Every record below is to be restated word for word, and no picture is to be copied.
▬▬▬▬▬▬▬▬▬▬
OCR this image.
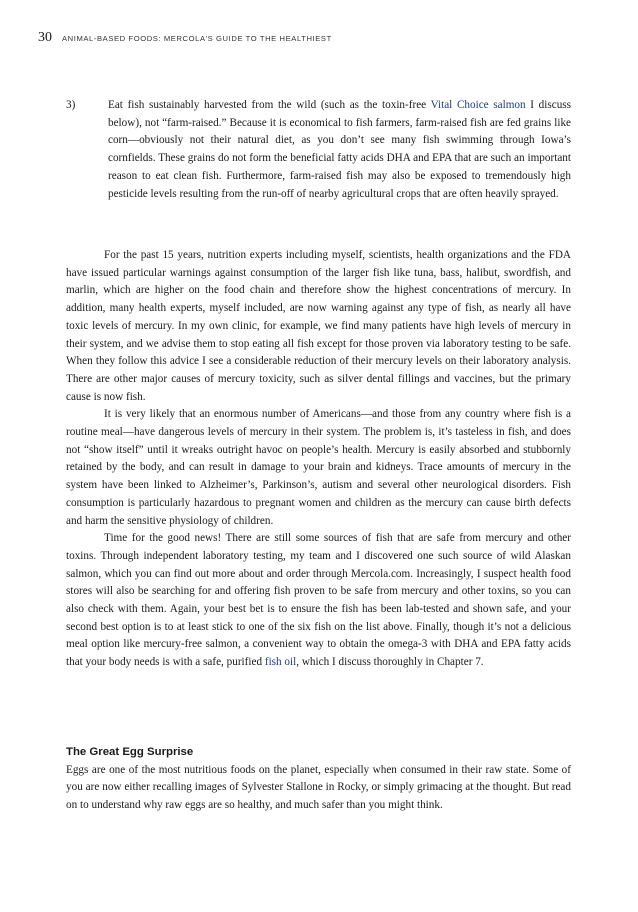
30 ANIMAL-BASED FOODS: MERCOLA'S GUIDE TO THE HEALTHIEST
3)	Eat fish sustainably harvested from the wild (such as the toxin-free Vital Choice salmon I discuss below), not “farm-raised.” Because it is economical to fish farmers, farm-raised fish are fed grains like corn—obviously not their natural diet, as you don’t see many fish swimming through Iowa’s cornfields. These grains do not form the beneficial fatty acids DHA and EPA that are such an important reason to eat clean fish. Furthermore, farm-raised fish may also be exposed to tremendously high pesticide levels resulting from the run-off of nearby agricultural crops that are often heavily sprayed.

For the past 15 years, nutrition experts including myself, scientists, health organizations and the FDA have issued particular warnings against consumption of the larger fish like tuna, bass, halibut, swordfish, and marlin, which are higher on the food chain and therefore show the highest concentrations of mercury. In addition, many health experts, myself included, are now warning against any type of fish, as nearly all have toxic levels of mercury. In my own clinic, for example, we find many patients have high levels of mercury in their system, and we advise them to stop eating all fish except for those proven via laboratory testing to be safe. When they follow this advice I see a considerable reduction of their mercury levels on their laboratory analysis. There are other major causes of mercury toxicity, such as silver dental fillings and vaccines, but the primary cause is now fish.

It is very likely that an enormous number of Americans—and those from any country where fish is a routine meal—have dangerous levels of mercury in their system. The problem is, it’s tasteless in fish, and does not “show itself” until it wreaks outright havoc on people’s health. Mercury is easily absorbed and stubbornly retained by the body, and can result in damage to your brain and kidneys. Trace amounts of mercury in the system have been linked to Alzheimer’s, Parkinson’s, autism and several other neurological disorders. Fish consumption is particularly hazardous to pregnant women and children as the mercury can cause birth defects and harm the sensitive physiology of children.

Time for the good news! There are still some sources of fish that are safe from mercury and other toxins. Through independent laboratory testing, my team and I discovered one such source of wild Alaskan salmon, which you can find out more about and order through Mercola.com. Increasingly, I suspect health food stores will also be searching for and offering fish proven to be safe from mercury and other toxins, so you can also check with them. Again, your best bet is to ensure the fish has been lab-tested and shown safe, and your second best option is to at least stick to one of the six fish on the list above. Finally, though it’s not a delicious meal option like mercury-free salmon, a convenient way to obtain the omega-3 with DHA and EPA fatty acids that your body needs is with a safe, purified fish oil, which I discuss thoroughly in Chapter 7.

The Great Egg Surprise

Eggs are one of the most nutritious foods on the planet, especially when consumed in their raw state. Some of you are now either recalling images of Sylvester Stallone in Rocky, or simply grimacing at the thought. But read on to understand why raw eggs are so healthy, and much safer than you might think.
▬▬▬▬▬▬▬▬▬▬
- **OUTPUT BELOW**:
OCR this image.
30 ANIMAL-BASED FOODS: MERCOLA'S GUIDE TO THE HEALTHIEST
3)	Eat fish sustainably harvested from the wild (such as the toxin-free Vital Choice salmon I discuss below), not “farm-raised.” Because it is economical to fish farmers, farm-raised fish are fed grains like corn—obviously not their natural diet, as you don’t see many fish swimming through Iowa’s cornfields. These grains do not form the beneficial fatty acids DHA and EPA that are such an important reason to eat clean fish. Furthermore, farm-raised fish may also be exposed to tremendously high pesticide levels resulting from the run-off of nearby agricultural crops that are often heavily sprayed.

For the past 15 years, nutrition experts including myself, scientists, health organizations and the FDA have issued particular warnings against consumption of the larger fish like tuna, bass, halibut, swordfish, and marlin, which are higher on the food chain and therefore show the highest concentrations of mercury. In addition, many health experts, myself included, are now warning against any type of fish, as nearly all have toxic levels of mercury. In my own clinic, for example, we find many patients have high levels of mercury in their system, and we advise them to stop eating all fish except for those proven via laboratory testing to be safe. When they follow this advice I see a considerable reduction of their mercury levels on their laboratory analysis. There are other major causes of mercury toxicity, such as silver dental fillings and vaccines, but the primary cause is now fish.

It is very likely that an enormous number of Americans—and those from any country where fish is a routine meal—have dangerous levels of mercury in their system. The problem is, it’s tasteless in fish, and does not “show itself” until it wreaks outright havoc on people’s health. Mercury is easily absorbed and stubbornly retained by the body, and can result in damage to your brain and kidneys. Trace amounts of mercury in the system have been linked to Alzheimer’s, Parkinson’s, autism and several other neurological disorders. Fish consumption is particularly hazardous to pregnant women and children as the mercury can cause birth defects and harm the sensitive physiology of children.

Time for the good news! There are still some sources of fish that are safe from mercury and other toxins. Through independent laboratory testing, my team and I discovered one such source of wild Alaskan salmon, which you can find out more about and order through Mercola.com. Increasingly, I suspect health food stores will also be searching for and offering fish proven to be safe from mercury and other toxins, so you can also check with them. Again, your best bet is to ensure the fish has been lab-tested and shown safe, and your second best option is to at least stick to one of the six fish on the list above. Finally, though it’s not a delicious meal option like mercury-free salmon, a convenient way to obtain the omega-3 with DHA and EPA fatty acids that your body needs is with a safe, purified fish oil, which I discuss thoroughly in Chapter 7.

The Great Egg Surprise

Eggs are one of the most nutritious foods on the planet, especially when consumed in their raw state. Some of you are now either recalling images of Sylvester Stallone in Rocky, or simply grimacing at the thought. But read on to understand why raw eggs are so healthy, and much safer than you might think.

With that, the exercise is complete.